=== Supplied material ===

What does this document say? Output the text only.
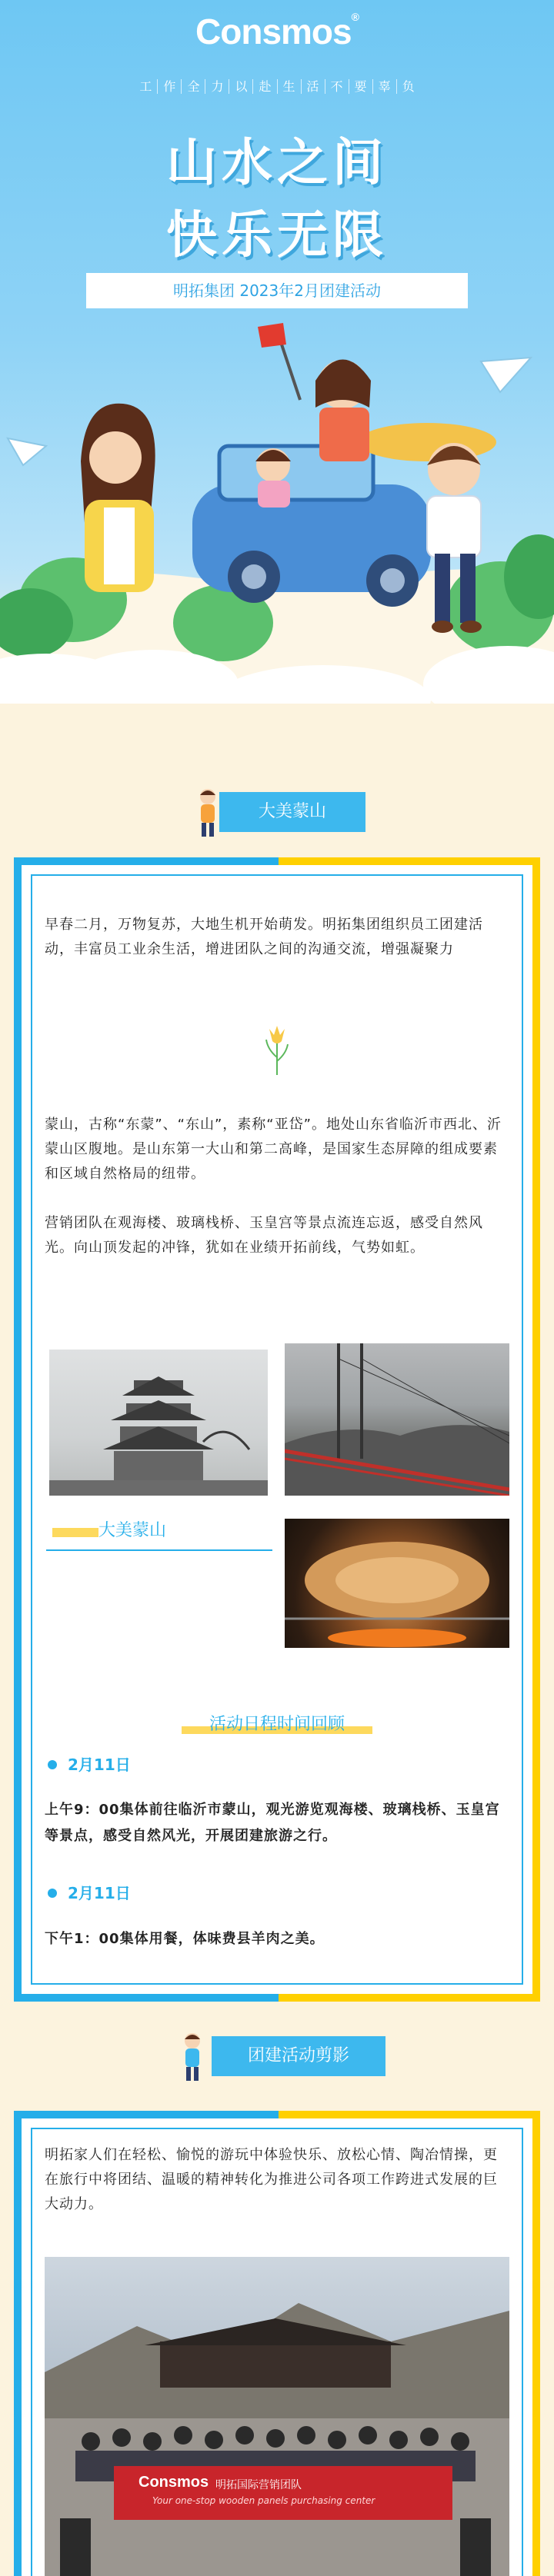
Consmos®
工 作 全 力 以 赴 生 活 不 要 辜 负
山水之间
快乐无限
明拓集团 2023年2月团建活动
大美蒙山

早春二月，万物复苏，大地生机开始萌发。明拓集团组织员工团建活动，丰富员工业余生活，增进团队之间的沟通交流，增强凝聚力

蒙山，古称“东蒙”、“东山”，素称“亚岱”。地处山东省临沂市西北、沂蒙山区腹地。是山东第一大山和第二高峰，是国家生态屏障的组成要素和区域自然格局的纽带。

营销团队在观海楼、玻璃栈桥、玉皇宫等景点流连忘返，感受自然风光。向山顶发起的冲锋，犹如在业绩开拓前线，气势如虹。

大美蒙山
活动日程时间回顾
2月11日

上午9：00集体前往临沂市蒙山，观光游览观海楼、玻璃栈桥、玉皇宫等景点，感受自然风光，开展团建旅游之行。

2月11日

下午1：00集体用餐，体味费县羊肉之美。

团建活动剪影

明拓家人们在轻松、愉悦的游玩中体验快乐、放松心情、陶冶情操，更在旅行中将团结、温暖的精神转化为推进公司各项工作跨进式发展的巨大动力。

Consmos 明拓国际营销团队
Your one-stop wooden panels purchasing center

===

Exercise
Every record above must be given again exactly; drop the pictures.

Right answer
What does this document say? Output the text only.
Consmos®
工 作 全 力 以 赴 生 活 不 要 辜 负
山水之间
快乐无限
明拓集团 2023年2月团建活动
大美蒙山

早春二月，万物复苏，大地生机开始萌发。明拓集团组织员工团建活动，丰富员工业余生活，增进团队之间的沟通交流，增强凝聚力

蒙山，古称“东蒙”、“东山”，素称“亚岱”。地处山东省临沂市西北、沂蒙山区腹地。是山东第一大山和第二高峰，是国家生态屏障的组成要素和区域自然格局的纽带。

营销团队在观海楼、玻璃栈桥、玉皇宫等景点流连忘返，感受自然风光。向山顶发起的冲锋，犹如在业绩开拓前线，气势如虹。

大美蒙山
活动日程时间回顾
2月11日

上午9：00集体前往临沂市蒙山，观光游览观海楼、玻璃栈桥、玉皇宫等景点，感受自然风光，开展团建旅游之行。

2月11日

下午1：00集体用餐，体味费县羊肉之美。

团建活动剪影

明拓家人们在轻松、愉悦的游玩中体验快乐、放松心情、陶冶情操，更在旅行中将团结、温暖的精神转化为推进公司各项工作跨进式发展的巨大动力。

Consmos 明拓国际营销团队
Your one-stop wooden panels purchasing center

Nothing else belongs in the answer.